» What the exercise asks:
Repeat the listing in full, preserving every character.

» Excerpted data:
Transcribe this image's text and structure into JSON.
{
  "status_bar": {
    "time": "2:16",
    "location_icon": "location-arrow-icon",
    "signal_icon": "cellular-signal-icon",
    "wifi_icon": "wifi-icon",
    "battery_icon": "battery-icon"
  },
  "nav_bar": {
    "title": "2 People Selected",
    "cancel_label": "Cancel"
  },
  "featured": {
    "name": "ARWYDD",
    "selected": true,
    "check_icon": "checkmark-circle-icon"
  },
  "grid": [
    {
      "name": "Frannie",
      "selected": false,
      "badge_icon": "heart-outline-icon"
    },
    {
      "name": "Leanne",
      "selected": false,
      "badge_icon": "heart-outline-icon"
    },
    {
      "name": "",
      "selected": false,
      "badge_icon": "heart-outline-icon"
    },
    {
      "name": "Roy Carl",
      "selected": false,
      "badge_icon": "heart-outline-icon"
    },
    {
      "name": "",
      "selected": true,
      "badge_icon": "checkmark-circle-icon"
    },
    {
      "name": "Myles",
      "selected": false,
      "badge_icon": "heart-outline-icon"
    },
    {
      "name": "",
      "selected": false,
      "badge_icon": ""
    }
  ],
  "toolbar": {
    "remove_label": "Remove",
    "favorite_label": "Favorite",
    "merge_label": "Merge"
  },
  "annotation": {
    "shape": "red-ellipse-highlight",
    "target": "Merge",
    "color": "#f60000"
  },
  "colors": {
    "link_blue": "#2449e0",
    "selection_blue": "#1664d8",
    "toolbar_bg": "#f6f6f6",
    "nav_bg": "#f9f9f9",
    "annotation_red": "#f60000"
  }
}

» Final result:
Transcribe this image's text and structure into JSON.
{
  "status_bar": {
    "time": "2:16",
    "location_icon": "location-arrow-icon",
    "signal_icon": "cellular-signal-icon",
    "wifi_icon": "wifi-icon",
    "battery_icon": "battery-icon"
  },
  "nav_bar": {
    "title": "2 People Selected",
    "cancel_label": "Cancel"
  },
  "featured": {
    "name": "ARWYDD",
    "selected": true,
    "check_icon": "checkmark-circle-icon"
  },
  "grid": [
    {
      "name": "Frannie",
      "selected": false,
      "badge_icon": "heart-outline-icon"
    },
    {
      "name": "Leanne",
      "selected": false,
      "badge_icon": "heart-outline-icon"
    },
    {
      "name": "",
      "selected": false,
      "badge_icon": "heart-outline-icon"
    },
    {
      "name": "Roy Carl",
      "selected": false,
      "badge_icon": "heart-outline-icon"
    },
    {
      "name": "",
      "selected": true,
      "badge_icon": "checkmark-circle-icon"
    },
    {
      "name": "Myles",
      "selected": false,
      "badge_icon": "heart-outline-icon"
    },
    {
      "name": "",
      "selected": false,
      "badge_icon": ""
    }
  ],
  "toolbar": {
    "remove_label": "Remove",
    "favorite_label": "Favorite",
    "merge_label": "Merge"
  },
  "annotation": {
    "shape": "red-ellipse-highlight",
    "target": "Merge",
    "color": "#f60000"
  },
  "colors": {
    "link_blue": "#2449e0",
    "selection_blue": "#1664d8",
    "toolbar_bg": "#f6f6f6",
    "nav_bg": "#f9f9f9",
    "annotation_red": "#f60000"
  }
}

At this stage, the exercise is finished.